(Records from a data source)

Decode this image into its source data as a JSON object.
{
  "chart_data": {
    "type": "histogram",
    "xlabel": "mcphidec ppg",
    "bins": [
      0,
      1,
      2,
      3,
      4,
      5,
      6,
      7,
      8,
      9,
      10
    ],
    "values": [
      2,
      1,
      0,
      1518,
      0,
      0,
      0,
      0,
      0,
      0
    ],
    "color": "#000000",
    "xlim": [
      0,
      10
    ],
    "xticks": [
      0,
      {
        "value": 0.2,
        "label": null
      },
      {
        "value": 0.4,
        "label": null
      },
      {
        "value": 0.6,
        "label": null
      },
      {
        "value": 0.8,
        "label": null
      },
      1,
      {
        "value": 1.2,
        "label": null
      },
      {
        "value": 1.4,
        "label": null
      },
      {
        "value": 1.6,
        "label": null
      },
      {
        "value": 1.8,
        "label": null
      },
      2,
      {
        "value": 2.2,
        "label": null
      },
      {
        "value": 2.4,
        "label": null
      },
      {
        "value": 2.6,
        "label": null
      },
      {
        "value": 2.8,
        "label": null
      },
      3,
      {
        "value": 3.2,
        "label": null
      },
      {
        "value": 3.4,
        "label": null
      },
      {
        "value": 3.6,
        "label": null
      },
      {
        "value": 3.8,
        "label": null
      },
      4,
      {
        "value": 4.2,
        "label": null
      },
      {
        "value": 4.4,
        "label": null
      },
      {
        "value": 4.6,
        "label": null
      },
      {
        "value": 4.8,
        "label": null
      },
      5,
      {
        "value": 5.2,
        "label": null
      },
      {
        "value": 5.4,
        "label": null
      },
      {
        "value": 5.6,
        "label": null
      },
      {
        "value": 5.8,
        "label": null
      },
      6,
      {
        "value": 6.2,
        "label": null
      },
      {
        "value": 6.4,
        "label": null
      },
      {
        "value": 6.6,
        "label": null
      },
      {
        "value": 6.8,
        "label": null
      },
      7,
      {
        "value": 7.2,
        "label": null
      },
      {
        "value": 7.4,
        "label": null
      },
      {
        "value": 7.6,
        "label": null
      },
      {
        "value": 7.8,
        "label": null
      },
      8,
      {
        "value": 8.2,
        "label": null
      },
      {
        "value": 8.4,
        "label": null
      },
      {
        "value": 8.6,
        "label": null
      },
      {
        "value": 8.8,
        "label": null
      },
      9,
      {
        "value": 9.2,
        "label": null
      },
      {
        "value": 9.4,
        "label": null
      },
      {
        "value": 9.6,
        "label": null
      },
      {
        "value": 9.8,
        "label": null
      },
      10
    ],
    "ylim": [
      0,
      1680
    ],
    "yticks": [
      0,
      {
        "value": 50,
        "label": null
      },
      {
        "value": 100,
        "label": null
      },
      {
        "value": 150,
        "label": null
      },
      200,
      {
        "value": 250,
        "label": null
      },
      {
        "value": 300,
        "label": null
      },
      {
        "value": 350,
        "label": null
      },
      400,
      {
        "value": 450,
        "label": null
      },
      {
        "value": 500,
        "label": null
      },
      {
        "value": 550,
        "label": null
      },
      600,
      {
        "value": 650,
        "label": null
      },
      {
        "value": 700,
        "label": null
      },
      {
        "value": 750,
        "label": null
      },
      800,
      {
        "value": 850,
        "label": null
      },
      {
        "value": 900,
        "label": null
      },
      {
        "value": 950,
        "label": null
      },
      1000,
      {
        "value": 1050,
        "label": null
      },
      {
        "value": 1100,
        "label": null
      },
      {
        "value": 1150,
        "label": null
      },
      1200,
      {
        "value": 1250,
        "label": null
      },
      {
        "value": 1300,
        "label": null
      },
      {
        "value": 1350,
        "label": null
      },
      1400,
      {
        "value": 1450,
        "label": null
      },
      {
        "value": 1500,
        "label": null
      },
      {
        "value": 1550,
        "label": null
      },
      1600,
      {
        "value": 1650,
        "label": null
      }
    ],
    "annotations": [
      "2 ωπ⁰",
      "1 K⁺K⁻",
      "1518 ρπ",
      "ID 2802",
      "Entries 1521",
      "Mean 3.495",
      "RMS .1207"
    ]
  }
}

◆ WHAT THE TASK ASKS
Extract the complete data, matching each line exactly.

◆ RIGHT ANSWER
Decode this image into its source data as a JSON object.
{
  "chart_data": {
    "type": "histogram",
    "xlabel": "mcphidec ppg",
    "bins": [
      0,
      1,
      2,
      3,
      4,
      5,
      6,
      7,
      8,
      9,
      10
    ],
    "values": [
      2,
      1,
      0,
      1518,
      0,
      0,
      0,
      0,
      0,
      0
    ],
    "color": "#000000",
    "xlim": [
      0,
      10
    ],
    "xticks": [
      0,
      {
        "value": 0.2,
        "label": null
      },
      {
        "value": 0.4,
        "label": null
      },
      {
        "value": 0.6,
        "label": null
      },
      {
        "value": 0.8,
        "label": null
      },
      1,
      {
        "value": 1.2,
        "label": null
      },
      {
        "value": 1.4,
        "label": null
      },
      {
        "value": 1.6,
        "label": null
      },
      {
        "value": 1.8,
        "label": null
      },
      2,
      {
        "value": 2.2,
        "label": null
      },
      {
        "value": 2.4,
        "label": null
      },
      {
        "value": 2.6,
        "label": null
      },
      {
        "value": 2.8,
        "label": null
      },
      3,
      {
        "value": 3.2,
        "label": null
      },
      {
        "value": 3.4,
        "label": null
      },
      {
        "value": 3.6,
        "label": null
      },
      {
        "value": 3.8,
        "label": null
      },
      4,
      {
        "value": 4.2,
        "label": null
      },
      {
        "value": 4.4,
        "label": null
      },
      {
        "value": 4.6,
        "label": null
      },
      {
        "value": 4.8,
        "label": null
      },
      5,
      {
        "value": 5.2,
        "label": null
      },
      {
        "value": 5.4,
        "label": null
      },
      {
        "value": 5.6,
        "label": null
      },
      {
        "value": 5.8,
        "label": null
      },
      6,
      {
        "value": 6.2,
        "label": null
      },
      {
        "value": 6.4,
        "label": null
      },
      {
        "value": 6.6,
        "label": null
      },
      {
        "value": 6.8,
        "label": null
      },
      7,
      {
        "value": 7.2,
        "label": null
      },
      {
        "value": 7.4,
        "label": null
      },
      {
        "value": 7.6,
        "label": null
      },
      {
        "value": 7.8,
        "label": null
      },
      8,
      {
        "value": 8.2,
        "label": null
      },
      {
        "value": 8.4,
        "label": null
      },
      {
        "value": 8.6,
        "label": null
      },
      {
        "value": 8.8,
        "label": null
      },
      9,
      {
        "value": 9.2,
        "label": null
      },
      {
        "value": 9.4,
        "label": null
      },
      {
        "value": 9.6,
        "label": null
      },
      {
        "value": 9.8,
        "label": null
      },
      10
    ],
    "ylim": [
      0,
      1680
    ],
    "yticks": [
      0,
      {
        "value": 50,
        "label": null
      },
      {
        "value": 100,
        "label": null
      },
      {
        "value": 150,
        "label": null
      },
      200,
      {
        "value": 250,
        "label": null
      },
      {
        "value": 300,
        "label": null
      },
      {
        "value": 350,
        "label": null
      },
      400,
      {
        "value": 450,
        "label": null
      },
      {
        "value": 500,
        "label": null
      },
      {
        "value": 550,
        "label": null
      },
      600,
      {
        "value": 650,
        "label": null
      },
      {
        "value": 700,
        "label": null
      },
      {
        "value": 750,
        "label": null
      },
      800,
      {
        "value": 850,
        "label": null
      },
      {
        "value": 900,
        "label": null
      },
      {
        "value": 950,
        "label": null
      },
      1000,
      {
        "value": 1050,
        "label": null
      },
      {
        "value": 1100,
        "label": null
      },
      {
        "value": 1150,
        "label": null
      },
      1200,
      {
        "value": 1250,
        "label": null
      },
      {
        "value": 1300,
        "label": null
      },
      {
        "value": 1350,
        "label": null
      },
      1400,
      {
        "value": 1450,
        "label": null
      },
      {
        "value": 1500,
        "label": null
      },
      {
        "value": 1550,
        "label": null
      },
      1600,
      {
        "value": 1650,
        "label": null
      }
    ],
    "annotations": [
      "2 ωπ⁰",
      "1 K⁺K⁻",
      "1518 ρπ",
      "ID 2802",
      "Entries 1521",
      "Mean 3.495",
      "RMS .1207"
    ]
  }
}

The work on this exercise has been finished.